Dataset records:

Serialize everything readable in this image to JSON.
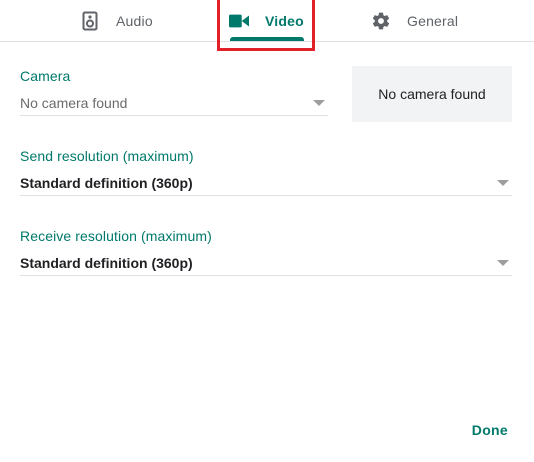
{
  "tabs": {
    "audio": {
      "label": "Audio",
      "icon": "speaker-icon"
    },
    "video": {
      "label": "Video",
      "icon": "videocam-icon",
      "active": true
    },
    "general": {
      "label": "General",
      "icon": "gear-icon"
    }
  },
  "camera": {
    "label": "Camera",
    "value": "No camera found",
    "preview_text": "No camera found"
  },
  "send_resolution": {
    "label": "Send resolution (maximum)",
    "value": "Standard definition (360p)"
  },
  "receive_resolution": {
    "label": "Receive resolution (maximum)",
    "value": "Standard definition (360p)"
  },
  "footer": {
    "done_label": "Done"
  },
  "colors": {
    "accent": "#00796b",
    "inactive_text": "#5f6368",
    "highlight": "#e2202a",
    "preview_bg": "#f1f3f4"
  }
}
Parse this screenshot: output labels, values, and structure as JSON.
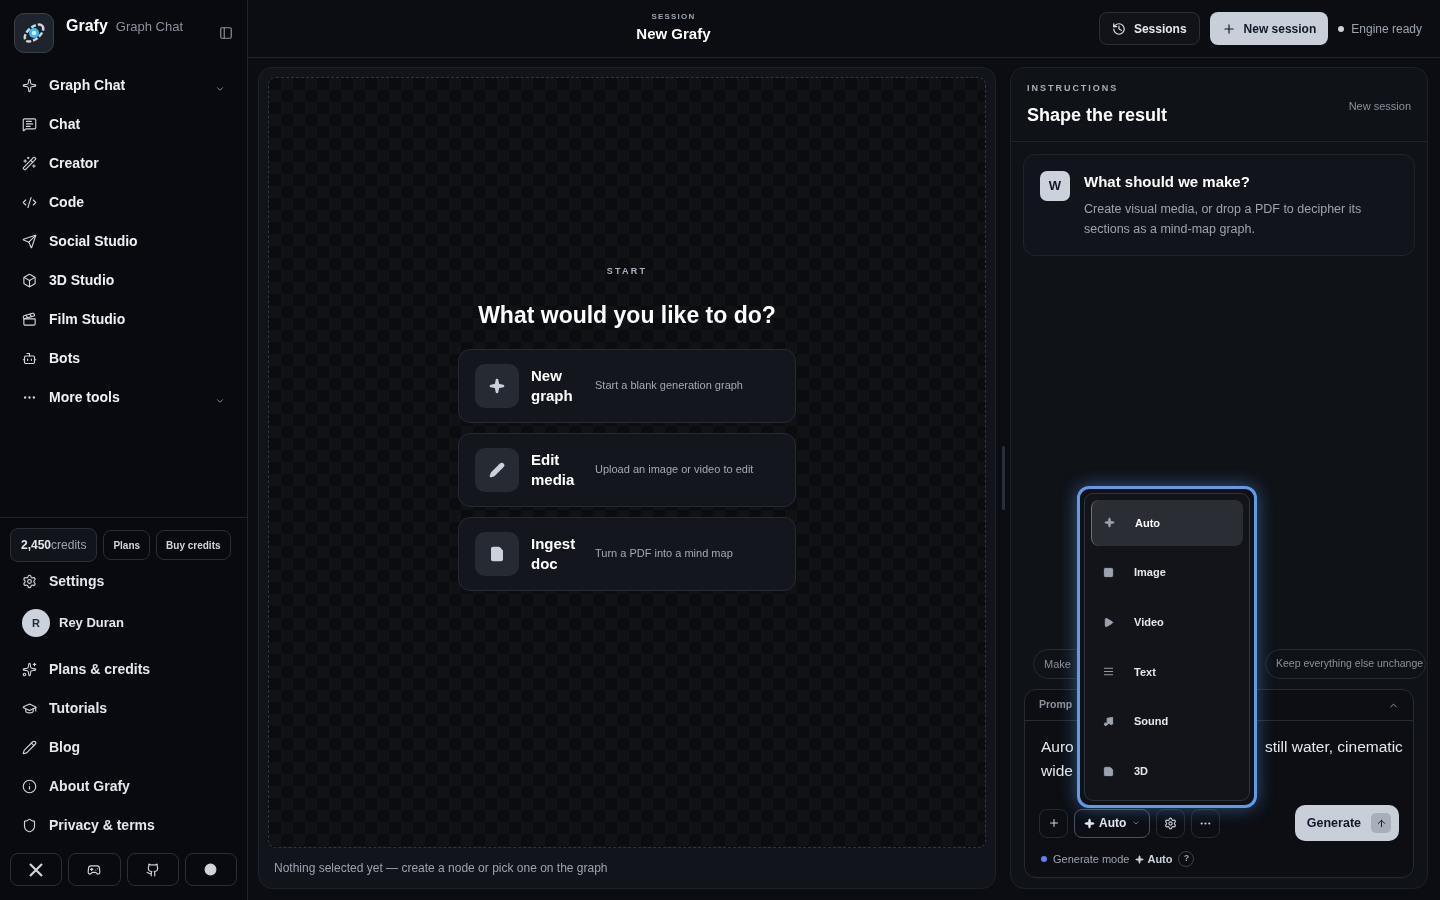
{
  "brand": {
    "name": "Grafy",
    "subtitle": "Graph Chat"
  },
  "nav": [
    {
      "label": "Graph Chat",
      "kind": "group"
    },
    {
      "label": "Chat",
      "kind": "link"
    },
    {
      "label": "Creator",
      "kind": "link"
    },
    {
      "label": "Code",
      "kind": "link"
    },
    {
      "label": "Social Studio",
      "kind": "link"
    },
    {
      "label": "3D Studio",
      "kind": "link"
    },
    {
      "label": "Film Studio",
      "kind": "link"
    },
    {
      "label": "Bots",
      "kind": "link"
    },
    {
      "label": "More tools",
      "kind": "group"
    }
  ],
  "credits": {
    "amount": "2,450",
    "unit": "credits",
    "buttons": [
      "Plans",
      "Buy credits"
    ]
  },
  "settings": "Settings",
  "user": {
    "initial": "R",
    "name": "Rey Duran"
  },
  "footer_links": [
    "Plans & credits",
    "Tutorials",
    "Blog",
    "About Grafy",
    "Privacy & terms"
  ],
  "header": {
    "label": "SESSION",
    "title": "New Grafy",
    "actions": [
      {
        "label": "Sessions",
        "kind": "secondary"
      },
      {
        "label": "New session",
        "kind": "primary"
      }
    ],
    "status": "Engine ready"
  },
  "canvas": {
    "eyebrow": "START",
    "heading": "What would you like to do?",
    "options": [
      {
        "title": "New graph",
        "description": "Start a blank generation graph"
      },
      {
        "title": "Edit media",
        "description": "Upload an image or video to edit"
      },
      {
        "title": "Ingest doc",
        "description": "Turn a PDF into a mind map"
      }
    ],
    "status": "Nothing selected yet — create a node or pick one on the graph"
  },
  "instructions": {
    "label": "INSTRUCTIONS",
    "title": "Shape the result",
    "session": "New session",
    "card": {
      "avatar": "W",
      "title": "What should we make?",
      "text": "Create visual media, or drop a PDF to decipher its sections as a mind-map graph."
    }
  },
  "chips": [
    "Make",
    "Keep everything else unchange"
  ],
  "prompt": {
    "label": "Promp",
    "left_lines": [
      "Auro",
      "wide"
    ],
    "right_text": "still water, cinematic"
  },
  "toolbar": {
    "mode": "Auto",
    "generate": "Generate",
    "footer_label": "Generate mode",
    "footer_mode": "Auto",
    "help": "?"
  },
  "menu": [
    {
      "label": "Auto",
      "selected": true
    },
    {
      "label": "Image",
      "selected": false
    },
    {
      "label": "Video",
      "selected": false
    },
    {
      "label": "Text",
      "selected": false
    },
    {
      "label": "Sound",
      "selected": false
    },
    {
      "label": "3D",
      "selected": false
    }
  ]
}
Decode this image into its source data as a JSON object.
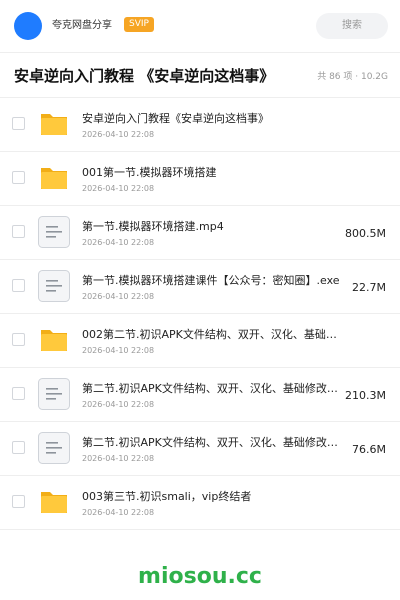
{
  "header": {
    "app_name": "夸克网盘分享",
    "badge": "SVIP",
    "search_label": "搜索"
  },
  "title_row": {
    "title": "安卓逆向入门教程 《安卓逆向这档事》",
    "summary": "共 86 项 · 10.2G"
  },
  "colors": {
    "accent": "#1f7cff",
    "badge": "#f6a524",
    "folder": "#ffc93c",
    "watermark": "#2fb14a"
  },
  "files": [
    {
      "type": "folder-icon",
      "name": "安卓逆向入门教程《安卓逆向这档事》",
      "date": "2026-04-10 22:08",
      "size": ""
    },
    {
      "type": "folder-icon",
      "name": "001第一节.模拟器环境搭建",
      "date": "2026-04-10 22:08",
      "size": ""
    },
    {
      "type": "file-icon",
      "name": "第一节.模拟器环境搭建.mp4",
      "date": "2026-04-10 22:08",
      "size": "800.5M"
    },
    {
      "type": "file-icon",
      "name": "第一节.模拟器环境搭建课件【公众号：密知圈】.exe",
      "date": "2026-04-10 22:08",
      "size": "22.7M"
    },
    {
      "type": "folder-icon",
      "name": "002第二节.初识APK文件结构、双开、汉化、基础…",
      "date": "2026-04-10 22:08",
      "size": ""
    },
    {
      "type": "file-icon",
      "name": "第二节.初识APK文件结构、双开、汉化、基础修改.…",
      "date": "2026-04-10 22:08",
      "size": "210.3M"
    },
    {
      "type": "file-icon",
      "name": "第二节.初识APK文件结构、双开、汉化、基础修改课…",
      "date": "2026-04-10 22:08",
      "size": "76.6M"
    },
    {
      "type": "folder-icon",
      "name": "003第三节.初识smali，vip终结者",
      "date": "2026-04-10 22:08",
      "size": ""
    }
  ],
  "watermark": "miosou.cc"
}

### Exercise goal
Reproduce each line word for word and drop the pictures.

### The result
Serialize everything readable in this image to JSON.
{
  "tabs": {
    "audio": {
      "label": "Audio",
      "icon": "speaker-icon"
    },
    "video": {
      "label": "Video",
      "icon": "videocam-icon",
      "active": true
    },
    "general": {
      "label": "General",
      "icon": "gear-icon"
    }
  },
  "camera": {
    "label": "Camera",
    "value": "No camera found",
    "preview_text": "No camera found"
  },
  "send_resolution": {
    "label": "Send resolution (maximum)",
    "value": "Standard definition (360p)"
  },
  "receive_resolution": {
    "label": "Receive resolution (maximum)",
    "value": "Standard definition (360p)"
  },
  "footer": {
    "done_label": "Done"
  },
  "colors": {
    "accent": "#00796b",
    "inactive_text": "#5f6368",
    "highlight": "#e2202a",
    "preview_bg": "#f1f3f4"
  }
}
Parse this screenshot: output labels, values, and structure as JSON.
{
  "brand": {
    "name": "Grafy",
    "subtitle": "Graph Chat"
  },
  "nav": [
    {
      "label": "Graph Chat",
      "kind": "group"
    },
    {
      "label": "Chat",
      "kind": "link"
    },
    {
      "label": "Creator",
      "kind": "link"
    },
    {
      "label": "Code",
      "kind": "link"
    },
    {
      "label": "Social Studio",
      "kind": "link"
    },
    {
      "label": "3D Studio",
      "kind": "link"
    },
    {
      "label": "Film Studio",
      "kind": "link"
    },
    {
      "label": "Bots",
      "kind": "link"
    },
    {
      "label": "More tools",
      "kind": "group"
    }
  ],
  "credits": {
    "amount": "2,450",
    "unit": "credits",
    "buttons": [
      "Plans",
      "Buy credits"
    ]
  },
  "settings": "Settings",
  "user": {
    "initial": "R",
    "name": "Rey Duran"
  },
  "footer_links": [
    "Plans & credits",
    "Tutorials",
    "Blog",
    "About Grafy",
    "Privacy & terms"
  ],
  "header": {
    "label": "SESSION",
    "title": "New Grafy",
    "actions": [
      {
        "label": "Sessions",
        "kind": "secondary"
      },
      {
        "label": "New session",
        "kind": "primary"
      }
    ],
    "status": "Engine ready"
  },
  "canvas": {
    "eyebrow": "START",
    "heading": "What would you like to do?",
    "options": [
      {
        "title": "New graph",
        "description": "Start a blank generation graph"
      },
      {
        "title": "Edit media",
        "description": "Upload an image or video to edit"
      },
      {
        "title": "Ingest doc",
        "description": "Turn a PDF into a mind map"
      }
    ],
    "status": "Nothing selected yet — create a node or pick one on the graph"
  },
  "instructions": {
    "label": "INSTRUCTIONS",
    "title": "Shape the result",
    "session": "New session",
    "card": {
      "avatar": "W",
      "title": "What should we make?",
      "text": "Create visual media, or drop a PDF to decipher its sections as a mind-map graph."
    }
  },
  "chips": [
    "Make",
    "Keep everything else unchange"
  ],
  "prompt": {
    "label": "Promp",
    "left_lines": [
      "Auro",
      "wide"
    ],
    "right_text": "still water, cinematic"
  },
  "toolbar": {
    "mode": "Auto",
    "generate": "Generate",
    "footer_label": "Generate mode",
    "footer_mode": "Auto",
    "help": "?"
  },
  "menu": [
    {
      "label": "Auto",
      "selected": true
    },
    {
      "label": "Image",
      "selected": false
    },
    {
      "label": "Video",
      "selected": false
    },
    {
      "label": "Text",
      "selected": false
    },
    {
      "label": "Sound",
      "selected": false
    },
    {
      "label": "3D",
      "selected": false
    }
  ]
}
Decode this image into its source data as a JSON object.
{
  "header": {
    "app_name": "夸克网盘分享",
    "badge": "SVIP",
    "search_label": "搜索"
  },
  "title_row": {
    "title": "安卓逆向入门教程 《安卓逆向这档事》",
    "summary": "共 86 项 · 10.2G"
  },
  "colors": {
    "accent": "#1f7cff",
    "badge": "#f6a524",
    "folder": "#ffc93c",
    "watermark": "#2fb14a"
  },
  "files": [
    {
      "type": "folder-icon",
      "name": "安卓逆向入门教程《安卓逆向这档事》",
      "date": "2026-04-10 22:08",
      "size": ""
    },
    {
      "type": "folder-icon",
      "name": "001第一节.模拟器环境搭建",
      "date": "2026-04-10 22:08",
      "size": ""
    },
    {
      "type": "file-icon",
      "name": "第一节.模拟器环境搭建.mp4",
      "date": "2026-04-10 22:08",
      "size": "800.5M"
    },
    {
      "type": "file-icon",
      "name": "第一节.模拟器环境搭建课件【公众号：密知圈】.exe",
      "date": "2026-04-10 22:08",
      "size": "22.7M"
    },
    {
      "type": "folder-icon",
      "name": "002第二节.初识APK文件结构、双开、汉化、基础…",
      "date": "2026-04-10 22:08",
      "size": ""
    },
    {
      "type": "file-icon",
      "name": "第二节.初识APK文件结构、双开、汉化、基础修改.…",
      "date": "2026-04-10 22:08",
      "size": "210.3M"
    },
    {
      "type": "file-icon",
      "name": "第二节.初识APK文件结构、双开、汉化、基础修改课…",
      "date": "2026-04-10 22:08",
      "size": "76.6M"
    },
    {
      "type": "folder-icon",
      "name": "003第三节.初识smali，vip终结者",
      "date": "2026-04-10 22:08",
      "size": ""
    }
  ],
  "watermark": "miosou.cc"
}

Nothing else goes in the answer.